Passage:
☆ ☆ ☆ ☆

Healing Central African Republic's traumatised children
At classes for youngsters suffering from PTSD, girls draw pictures of men with guns, missing limbs and lost children.
Bangui, Central African Republic - They look like ordinary schoolchildren, sprawled on mats, drawing pictures of their homes and families with felt pens, but the girls' disturbing images depict scenes of violence - men with guns, missing limbs and lost children.
This class of eight at Gobongo school in Bangui, the capital of the Central African Republic (CAR), is no ordinary lesson, but a group therapy session for children showing symptoms of post-traumatic stress disorder (PTSD), such as aggression, bed-wetting, night terrors, lack of concentration and developmental disorders.
It's a reality for many in CAR, a country in which every community has been traumatised by a cocktail of brutal conflict, displacement, hunger and poverty.
CAR's sectarian strife peaked in 2013/14 after a mostly Muslim coalition of fighters, called Seleka, seized power. A coalition of Christian fighters, called anti-balaka, was formed and a cycle of religious and ethnic violence followed, including gun and machete attacks, kidnappings and the burning and looting of homes.
Twelve-year old Anouk concentrates on her drawing. In their last session, the girls were asked to depict happy times -this time they are sketching out their bad memories and to reflect their feelings on paper.
The children are not asked directly what they have experienced. Anouk stands up to describe her drawing to the group. she says: “During the war the guy in the picture had his arm cut off. Someone else has their house destroyed and they are weeping for it one person also has a gun and would like to kill someone - he is angry.”
The group discusses what is happening in a pre-pared picture story, another tool used by the teams’s psychosocial workers to help the girls express their feelings. Supervisor Edgar says in the last session, the central character - a hippo is angry and throwing rocks at another animal who has stolen his ball.”
Lucie, 13, adds a gun to the hand of the man she has drawn. Gobongo school teaches pupils from areas of Bangui that are seeing a gradual return of displaced people, who fled violence or had their homes burned down. with 4,000 pupils, class sizes can be as large as 150.
A teenager receives an individual concealing session from a psychologist working for Action Against Hunger. Some children are identified as needing more intensive work because they have more severe symptoms than others.

☆ ☆ ☆ ☆

Extracted data:

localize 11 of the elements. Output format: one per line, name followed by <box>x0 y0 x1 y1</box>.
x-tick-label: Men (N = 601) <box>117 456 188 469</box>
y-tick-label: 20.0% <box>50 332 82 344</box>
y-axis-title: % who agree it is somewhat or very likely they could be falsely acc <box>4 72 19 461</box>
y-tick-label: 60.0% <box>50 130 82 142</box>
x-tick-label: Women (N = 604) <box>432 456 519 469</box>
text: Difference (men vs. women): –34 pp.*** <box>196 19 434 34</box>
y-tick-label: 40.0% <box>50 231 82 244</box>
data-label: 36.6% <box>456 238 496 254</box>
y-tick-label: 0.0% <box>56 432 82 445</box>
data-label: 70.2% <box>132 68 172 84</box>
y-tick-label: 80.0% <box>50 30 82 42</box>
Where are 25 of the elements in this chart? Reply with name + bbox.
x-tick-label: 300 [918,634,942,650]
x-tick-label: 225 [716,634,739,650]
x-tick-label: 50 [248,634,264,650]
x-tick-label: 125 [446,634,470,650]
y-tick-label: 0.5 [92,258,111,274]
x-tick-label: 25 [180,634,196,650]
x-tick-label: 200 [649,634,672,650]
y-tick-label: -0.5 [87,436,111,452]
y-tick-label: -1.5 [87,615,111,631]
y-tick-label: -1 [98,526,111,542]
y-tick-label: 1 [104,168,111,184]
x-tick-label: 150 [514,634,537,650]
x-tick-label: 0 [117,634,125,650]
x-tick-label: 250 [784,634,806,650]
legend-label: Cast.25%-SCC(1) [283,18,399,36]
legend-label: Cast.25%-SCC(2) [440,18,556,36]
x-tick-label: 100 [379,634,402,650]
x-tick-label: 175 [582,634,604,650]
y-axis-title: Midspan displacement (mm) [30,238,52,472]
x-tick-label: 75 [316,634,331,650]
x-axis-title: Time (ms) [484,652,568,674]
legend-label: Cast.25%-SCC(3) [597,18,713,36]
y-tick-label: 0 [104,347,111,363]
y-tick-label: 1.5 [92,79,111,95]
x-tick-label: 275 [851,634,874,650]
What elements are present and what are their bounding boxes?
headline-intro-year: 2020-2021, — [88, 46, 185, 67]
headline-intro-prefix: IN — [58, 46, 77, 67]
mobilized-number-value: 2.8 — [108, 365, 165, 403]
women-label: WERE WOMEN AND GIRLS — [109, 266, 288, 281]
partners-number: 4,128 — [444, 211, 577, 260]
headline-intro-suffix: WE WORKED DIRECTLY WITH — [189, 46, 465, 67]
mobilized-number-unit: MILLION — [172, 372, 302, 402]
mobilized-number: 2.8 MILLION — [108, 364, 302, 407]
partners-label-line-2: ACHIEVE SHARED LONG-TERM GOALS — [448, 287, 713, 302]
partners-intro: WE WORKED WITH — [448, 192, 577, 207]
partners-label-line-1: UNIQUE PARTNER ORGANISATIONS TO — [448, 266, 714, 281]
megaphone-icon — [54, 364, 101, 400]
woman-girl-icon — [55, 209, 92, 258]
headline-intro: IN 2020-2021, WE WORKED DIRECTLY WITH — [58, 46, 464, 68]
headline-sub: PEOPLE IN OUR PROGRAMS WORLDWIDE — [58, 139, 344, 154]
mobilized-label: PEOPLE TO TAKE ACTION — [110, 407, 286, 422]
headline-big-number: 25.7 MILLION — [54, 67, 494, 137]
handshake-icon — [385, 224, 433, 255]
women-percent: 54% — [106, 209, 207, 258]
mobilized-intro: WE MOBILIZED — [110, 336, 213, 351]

☆ ☆ ☆ ☆

Complete the following:
a - In the article on healing traumatized children in the Central African Republic, what was the coalition of Christian fighters called?
b - Pick up the article on healing traumatized children in the Central African Republic after its last sentence and continue it.
The entries are separate material and are not connected to the article on healing traumatized children in the Central African Republic.

Numbered responses:
a - Anti-balaka.

b -
Children often display anger or aggression when they are afraid or sad, says psychologist Coralie, “we talk to them about being in their “safe place”. we ask them “what can you see, what colorise in your mind?” Sometimes they cry or do strange things with their bodies, like a kind of trance.”
Emilie, 15, tells how she can become “ver Very angry, very easily.” Describing her picture she has drawn: “the Guy is at home the Seleka what to shoot him. there’s a little girl who is separated from her parents. She’s at the table with her tutors and she feels very frightened.”
The group draws quietly together, occasionally glancing over at each other’s work or reaching for a different coloured pen. Mats have been laid out in the courtyard so that the girls can enjoy some air out side their stiffing heat of the class rooms.
Following the drawing the children do sining and breathing exercises, the girls learn to relax with some deep breathing. they hold it for three counts, then breathe out and smile.
The reminder of the morning’s work lie on the floor as the session comes to an end. Despite tentative hopes of peace and reconciliation following the election of a new president in 2016. CAR’s situation remains very fragile and violence continuous to flare. Psychologist Coralie says: “people feel scared. There is insecurity. Some of it is real, and some is a feeling of a thread. We are working on the feelings.”
The NGO Action Against Hunger has begun running trauma sessions in an effort to start the healing process, in which children use pictures and role play to describe their symptoms.
Programme coordinator and clinical psychologist Coraline Galliot said many of the children had lost parents and relatives, and had witnessed violence.
"They can be aggressive and don't know why. They might be bed-wetting and don't understand it. They cannot imagine their friends might have the same symptoms, and think they are alone. They often don't want to share their feelings because of the shame and loss of trust - totally, in everyone."
The charity has already trained local medical students and teachers, and plans to train 20 additional teachers to help them to identify children with PTSD.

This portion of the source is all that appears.